Chart and figure data:
========================
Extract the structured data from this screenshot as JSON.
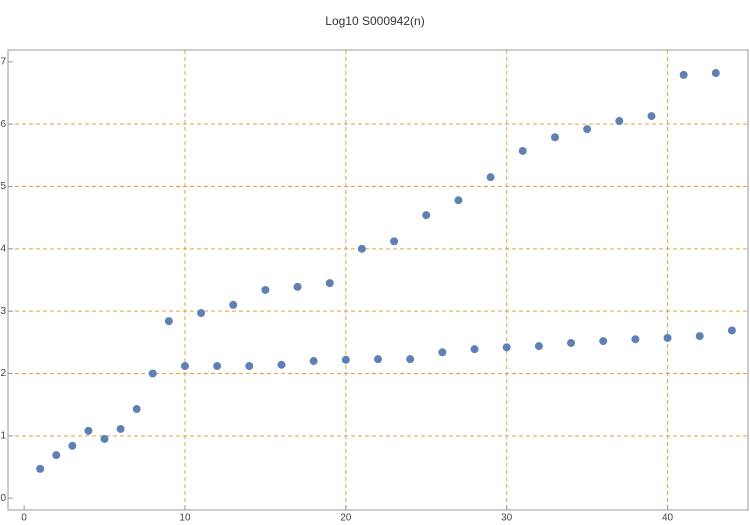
{
  "chart_data": {
    "type": "scatter",
    "title": "Log10 S000942(n)",
    "x": [
      1,
      2,
      3,
      4,
      5,
      6,
      7,
      8,
      9,
      10,
      11,
      12,
      13,
      14,
      15,
      16,
      17,
      18,
      19,
      20,
      21,
      22,
      23,
      24,
      25,
      26,
      27,
      28,
      29,
      30,
      31,
      32,
      33,
      34,
      35,
      36,
      37,
      38,
      39,
      40,
      41,
      42,
      43,
      44
    ],
    "values": [
      0.47,
      0.69,
      0.84,
      1.08,
      0.95,
      1.11,
      1.43,
      2.0,
      2.84,
      2.12,
      2.97,
      2.12,
      3.1,
      2.12,
      3.34,
      2.14,
      3.39,
      2.2,
      3.45,
      2.22,
      4.0,
      2.23,
      4.12,
      2.23,
      4.54,
      2.34,
      4.78,
      2.39,
      5.15,
      2.42,
      5.57,
      2.44,
      5.79,
      2.49,
      5.92,
      2.52,
      6.05,
      2.55,
      6.13,
      2.57,
      6.79,
      2.6,
      6.82,
      2.69
    ],
    "color": "#5e81b5",
    "xlim": [
      -1,
      45
    ],
    "ylim": [
      -0.19,
      7.19
    ],
    "xticks": [
      0,
      10,
      20,
      30,
      40
    ],
    "yticks": [
      0,
      1,
      2,
      3,
      4,
      5,
      6,
      7
    ],
    "x_grid": [
      10,
      20,
      30,
      40
    ],
    "y_grid": [
      1,
      2,
      3,
      4,
      5,
      6
    ],
    "grid_color": "#e8a040"
  }
}
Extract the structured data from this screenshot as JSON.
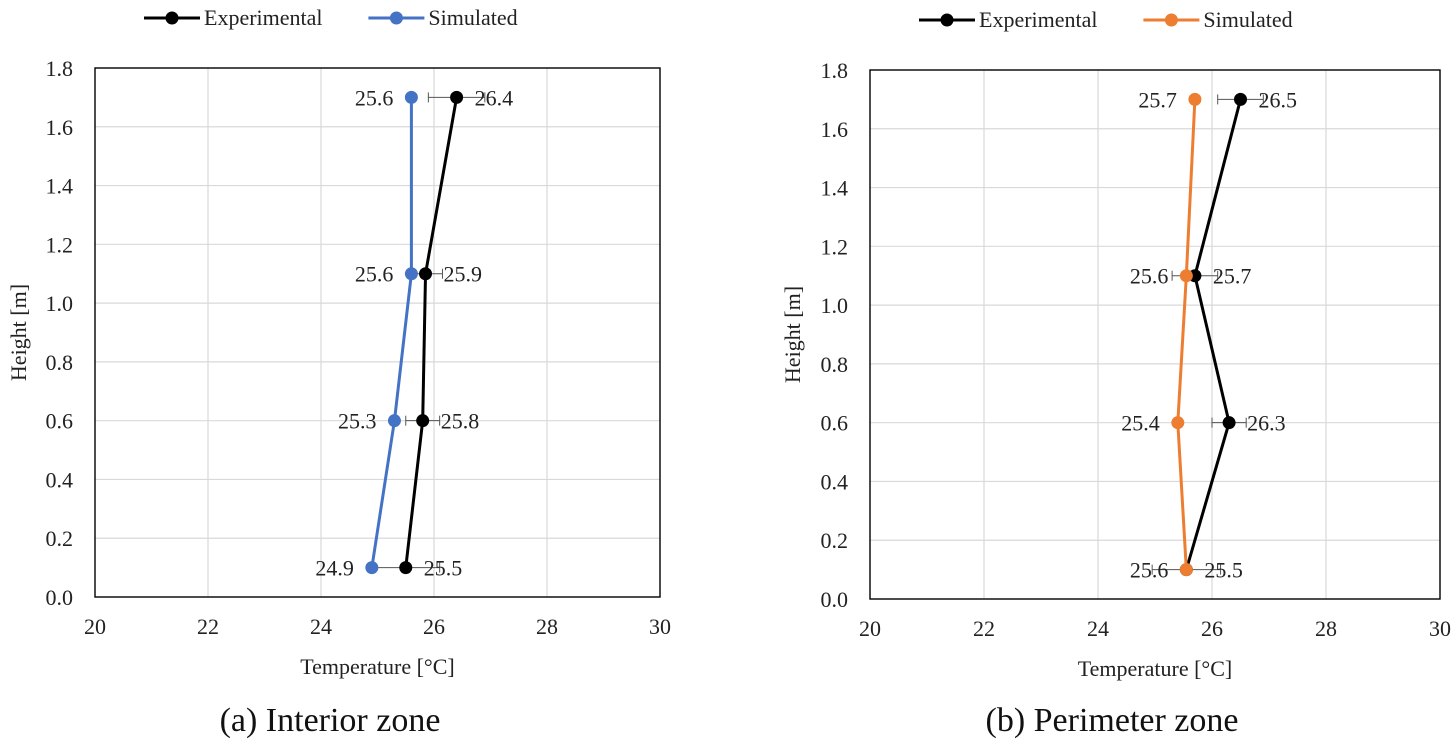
========================
▶ _Task prompt_: Every entry should be returned exactly as written, minus the pictures.

▶ _Finished task_:
Extract the structured data from this screenshot as JSON.
{
  "chart_data": {
    "type": "scatter",
    "title": "Log10 S000942(n)",
    "x": [
      1,
      2,
      3,
      4,
      5,
      6,
      7,
      8,
      9,
      10,
      11,
      12,
      13,
      14,
      15,
      16,
      17,
      18,
      19,
      20,
      21,
      22,
      23,
      24,
      25,
      26,
      27,
      28,
      29,
      30,
      31,
      32,
      33,
      34,
      35,
      36,
      37,
      38,
      39,
      40,
      41,
      42,
      43,
      44
    ],
    "values": [
      0.47,
      0.69,
      0.84,
      1.08,
      0.95,
      1.11,
      1.43,
      2.0,
      2.84,
      2.12,
      2.97,
      2.12,
      3.1,
      2.12,
      3.34,
      2.14,
      3.39,
      2.2,
      3.45,
      2.22,
      4.0,
      2.23,
      4.12,
      2.23,
      4.54,
      2.34,
      4.78,
      2.39,
      5.15,
      2.42,
      5.57,
      2.44,
      5.79,
      2.49,
      5.92,
      2.52,
      6.05,
      2.55,
      6.13,
      2.57,
      6.79,
      2.6,
      6.82,
      2.69
    ],
    "color": "#5e81b5",
    "xlim": [
      -1,
      45
    ],
    "ylim": [
      -0.19,
      7.19
    ],
    "xticks": [
      0,
      10,
      20,
      30,
      40
    ],
    "yticks": [
      0,
      1,
      2,
      3,
      4,
      5,
      6,
      7
    ],
    "x_grid": [
      10,
      20,
      30,
      40
    ],
    "y_grid": [
      1,
      2,
      3,
      4,
      5,
      6
    ],
    "grid_color": "#e8a040"
  }
}
Extract the structured data from this screenshot as JSON.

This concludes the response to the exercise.